• **WHAT YOU NEED TO DO**
a: For the passage about the Santa Anita neighborhood below, decide whether each of the following statements agrees with it: (i) Perez blames the cable company for the tangle of wires hanging from a telephone pole; (ii) the picnic lunch at Santa Anita Park was provided by the residents' association; (iii) girls play basketball in Santa Anita Park. Answer yes or no for each, quoting the words of the passage that decide it.
b: Write the next part of the passage about the Santa Anita neighborhood, picking up after its final sentence.

Careless residents are not the only ones to blame. Perez points to an ugly tangle of wires dangling from a telephone pole. Left that way by the cable company, he says. Next door, a phone line droops sloppily above a walkway at window level.
“It’s the only neighborhood you see with a mess like this,” says Roy.
Santa Anita is a mishmash of uses. Residences next to junkyards next to group homes next to cantinas. One business on 5th Street advertises it all under one roof: Beepers, Flowers, Haircuts.
Yet, without the hoodlums on the street, the area feels safe. Even homey. Kids sail by on skateboards. Girls play basketball in Campesino Park. Construction workers walk home swinging their lunch pails.
Roy’s tour winds up at Santa Anita Park for a picnic lunch sliced from a yard-long burrito, compliments of a local restaurant. We’re met there by two concerned women Roy has recruited to the association.

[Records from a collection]
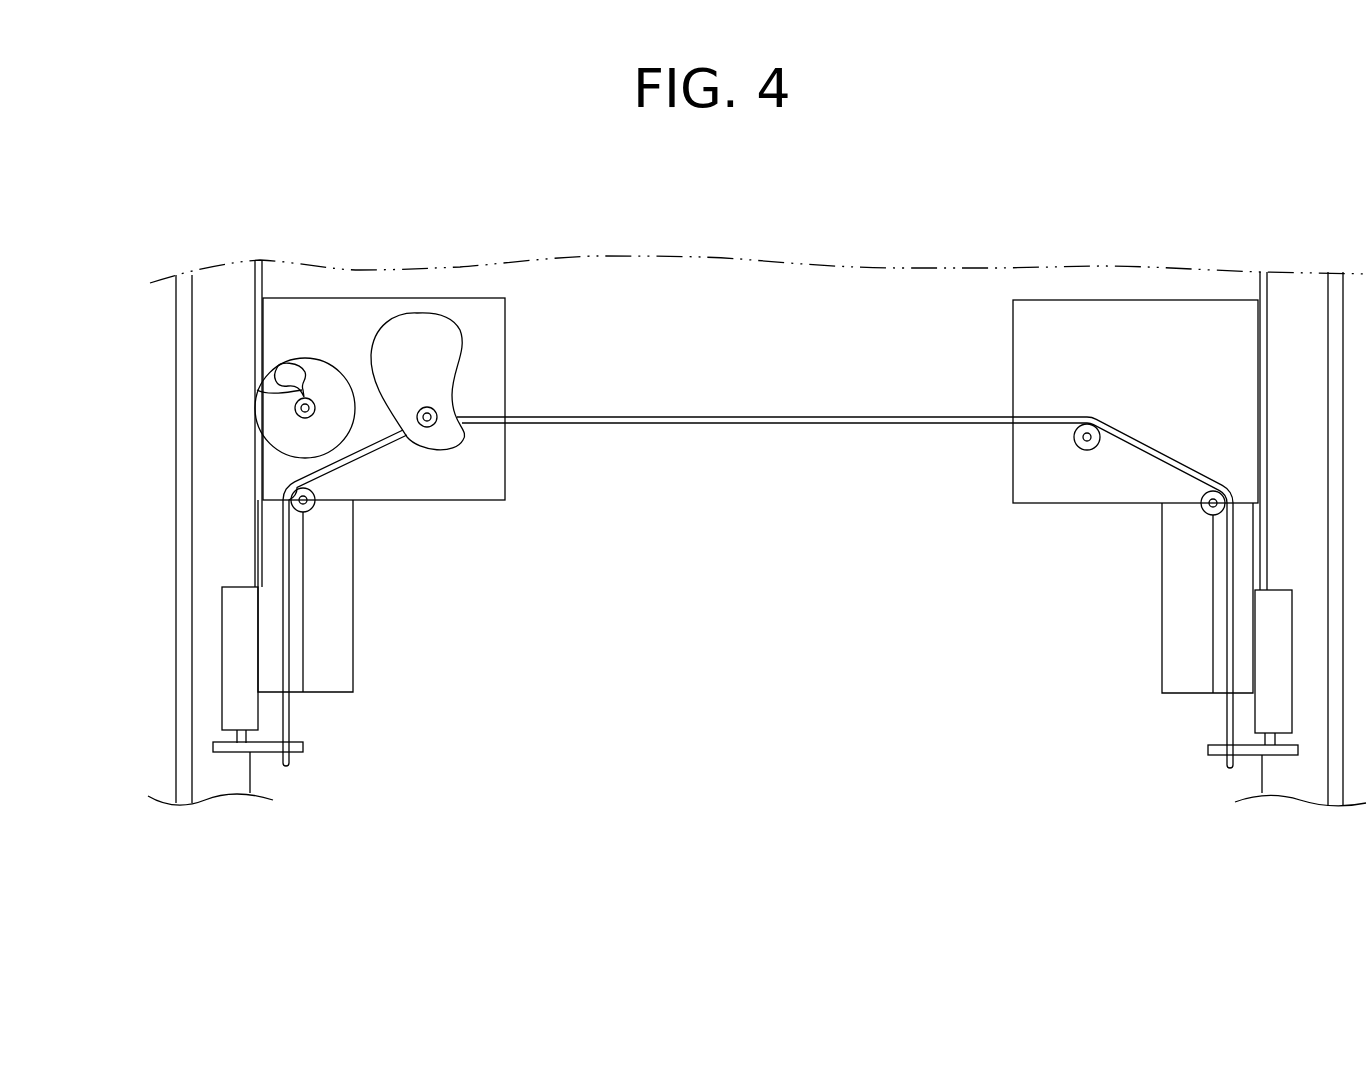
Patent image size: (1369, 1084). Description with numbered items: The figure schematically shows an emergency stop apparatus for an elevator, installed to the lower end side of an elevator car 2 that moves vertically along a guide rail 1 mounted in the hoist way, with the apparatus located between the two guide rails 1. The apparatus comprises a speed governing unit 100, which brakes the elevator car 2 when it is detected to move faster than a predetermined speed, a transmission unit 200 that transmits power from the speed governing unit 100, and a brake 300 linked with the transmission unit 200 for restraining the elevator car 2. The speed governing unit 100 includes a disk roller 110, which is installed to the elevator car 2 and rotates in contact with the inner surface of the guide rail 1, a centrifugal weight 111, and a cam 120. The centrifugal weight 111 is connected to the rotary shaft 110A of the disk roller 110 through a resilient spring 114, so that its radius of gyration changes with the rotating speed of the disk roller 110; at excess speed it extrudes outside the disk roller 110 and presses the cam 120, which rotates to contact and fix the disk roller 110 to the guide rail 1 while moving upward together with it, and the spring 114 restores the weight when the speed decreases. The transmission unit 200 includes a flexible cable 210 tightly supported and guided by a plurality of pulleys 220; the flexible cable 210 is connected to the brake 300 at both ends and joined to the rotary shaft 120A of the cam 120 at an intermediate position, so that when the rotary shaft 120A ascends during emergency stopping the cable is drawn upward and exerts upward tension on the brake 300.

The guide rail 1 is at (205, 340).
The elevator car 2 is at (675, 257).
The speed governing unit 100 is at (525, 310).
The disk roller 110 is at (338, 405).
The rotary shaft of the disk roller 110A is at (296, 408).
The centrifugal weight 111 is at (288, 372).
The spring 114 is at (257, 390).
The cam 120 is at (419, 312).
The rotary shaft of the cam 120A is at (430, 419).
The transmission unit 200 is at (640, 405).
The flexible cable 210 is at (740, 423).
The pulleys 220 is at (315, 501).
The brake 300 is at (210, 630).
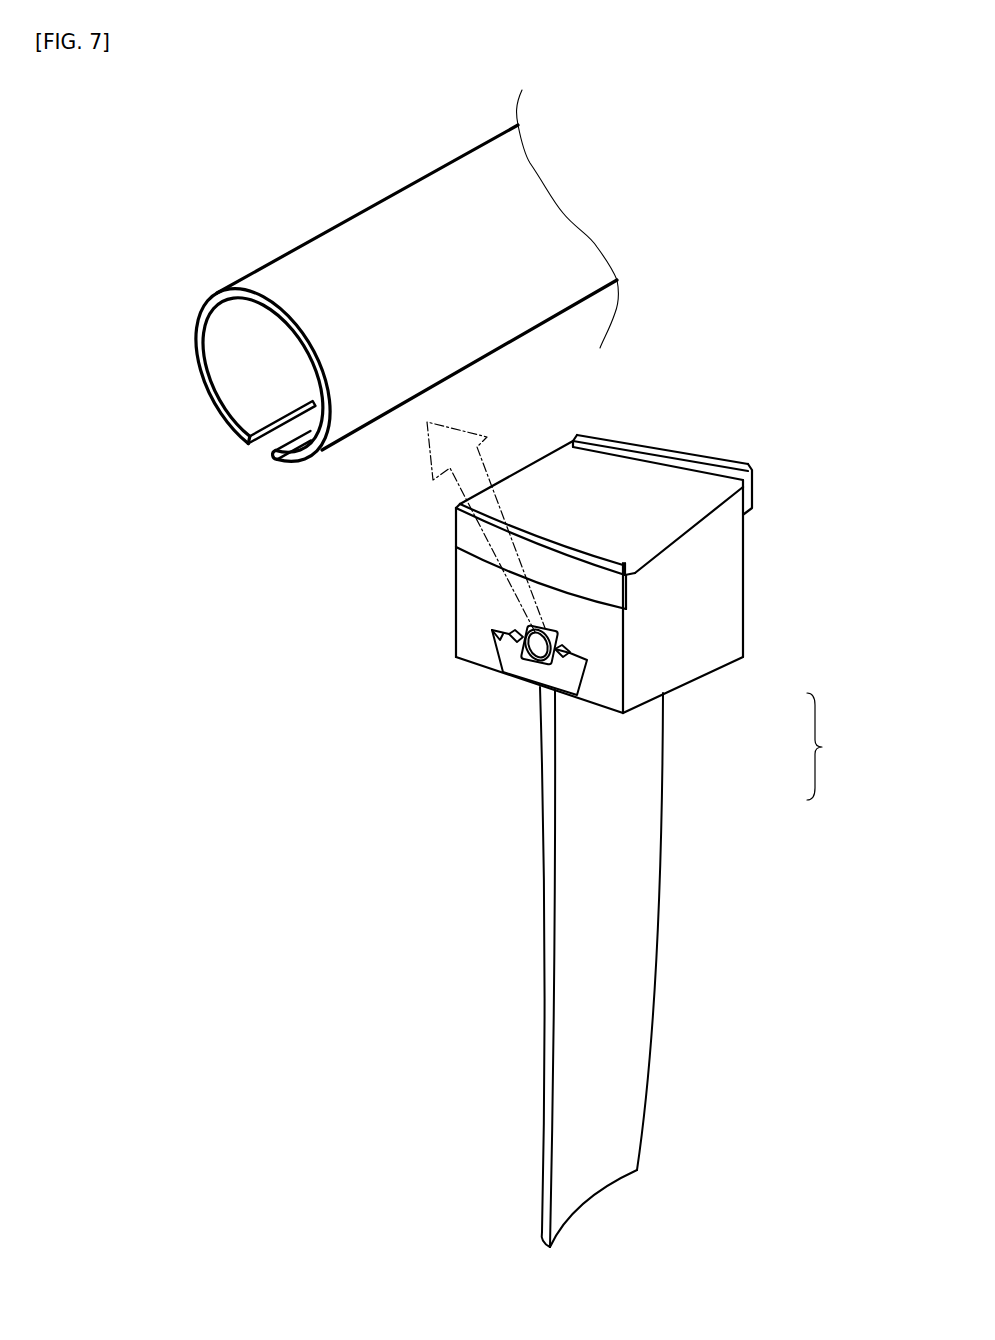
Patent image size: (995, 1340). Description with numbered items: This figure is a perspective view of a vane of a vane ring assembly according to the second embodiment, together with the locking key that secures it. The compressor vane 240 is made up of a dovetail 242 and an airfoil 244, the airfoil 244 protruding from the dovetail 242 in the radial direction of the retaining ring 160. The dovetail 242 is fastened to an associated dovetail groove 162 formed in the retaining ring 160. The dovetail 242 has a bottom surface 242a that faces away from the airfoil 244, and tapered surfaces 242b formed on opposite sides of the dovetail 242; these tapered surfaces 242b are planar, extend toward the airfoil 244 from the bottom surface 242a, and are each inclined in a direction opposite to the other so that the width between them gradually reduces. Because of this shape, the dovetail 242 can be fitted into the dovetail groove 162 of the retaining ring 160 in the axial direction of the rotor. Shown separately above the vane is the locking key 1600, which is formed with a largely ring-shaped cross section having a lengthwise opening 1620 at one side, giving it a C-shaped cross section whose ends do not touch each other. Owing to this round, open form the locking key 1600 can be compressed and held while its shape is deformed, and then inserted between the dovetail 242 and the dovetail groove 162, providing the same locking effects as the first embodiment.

• **RESULTS OF THE TASKS**
a:
(i) Yes: "Left that way by the cable company, he says."
(ii) No: "a picnic lunch sliced from a yard-long burrito, compliments of a local restaurant."
(iii) No: "Girls play basketball in Campesino Park."

b:
A Vietnamese couple from the new Buddhist temple nearby stops with a large plate of vegetarian eggrolls, cooked by the temple’s female master. The temple recently moved into a former union hall on 5th Street, now painted yellow. But vandals soon damaged the decorative wrought-iron fence that surrounds the property.
“We are all together to make the community better and better,” said the friendly temple representative.
Nearby, young men in uniforms play soccer on a dirt field. They stir up dust as a reminder of a perpetual problem in this immigrant city: the overuse of scarce recreational facilities.
“The question is, what can you do for us, Lou?” Roy asked the assemblyman at one point.
“I can’t do it for you,” Correa responded. “We’ve got to do it together.”